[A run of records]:
---------------

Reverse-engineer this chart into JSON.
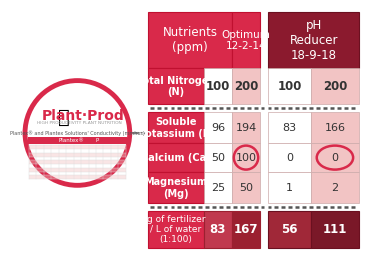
{
  "nutrients_label": "Nutrients\n(ppm)",
  "optimum_label": "Optimum\n12-2-14",
  "ph_label": "pH\nReducer\n18-9-18",
  "row_labels": [
    "Total Nitrogen\n(N)",
    "Soluble\nPotassium (K)",
    "Calcium (Ca)",
    "Magnesium\n(Mg)"
  ],
  "fertilizer_label": "g of fertilizer\n/ L of water\n(1:100)",
  "opt_low": [
    100,
    96,
    50,
    25
  ],
  "opt_high": [
    200,
    194,
    100,
    50
  ],
  "ph_low": [
    100,
    83,
    0,
    1
  ],
  "ph_high": [
    200,
    166,
    0,
    2
  ],
  "fert_opt_low": 83,
  "fert_opt_high": 167,
  "fert_ph_low": 56,
  "fert_ph_high": 111,
  "c_red": "#d9294a",
  "c_dark_red": "#8b1a2e",
  "c_med_red": "#c0394e",
  "c_white": "#ffffff",
  "c_light_pink": "#f2c4c4",
  "c_fert_med": "#c0394e",
  "c_fert_dark": "#9b2030",
  "c_ph_fert1": "#a02838",
  "c_ph_fert2": "#7a1828",
  "c_circle": "#d9294a",
  "c_dash": "#555555",
  "c_dark_text": "#333333"
}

---------------

In your copy, repeat each record exactly and include no pictures.

[Result for this exercise]:
Reverse-engineer this chart into JSON.
{
  "nutrients_label": "Nutrients\n(ppm)",
  "optimum_label": "Optimum\n12-2-14",
  "ph_label": "pH\nReducer\n18-9-18",
  "row_labels": [
    "Total Nitrogen\n(N)",
    "Soluble\nPotassium (K)",
    "Calcium (Ca)",
    "Magnesium\n(Mg)"
  ],
  "fertilizer_label": "g of fertilizer\n/ L of water\n(1:100)",
  "opt_low": [
    100,
    96,
    50,
    25
  ],
  "opt_high": [
    200,
    194,
    100,
    50
  ],
  "ph_low": [
    100,
    83,
    0,
    1
  ],
  "ph_high": [
    200,
    166,
    0,
    2
  ],
  "fert_opt_low": 83,
  "fert_opt_high": 167,
  "fert_ph_low": 56,
  "fert_ph_high": 111,
  "c_red": "#d9294a",
  "c_dark_red": "#8b1a2e",
  "c_med_red": "#c0394e",
  "c_white": "#ffffff",
  "c_light_pink": "#f2c4c4",
  "c_fert_med": "#c0394e",
  "c_fert_dark": "#9b2030",
  "c_ph_fert1": "#a02838",
  "c_ph_fert2": "#7a1828",
  "c_circle": "#d9294a",
  "c_dash": "#555555",
  "c_dark_text": "#333333"
}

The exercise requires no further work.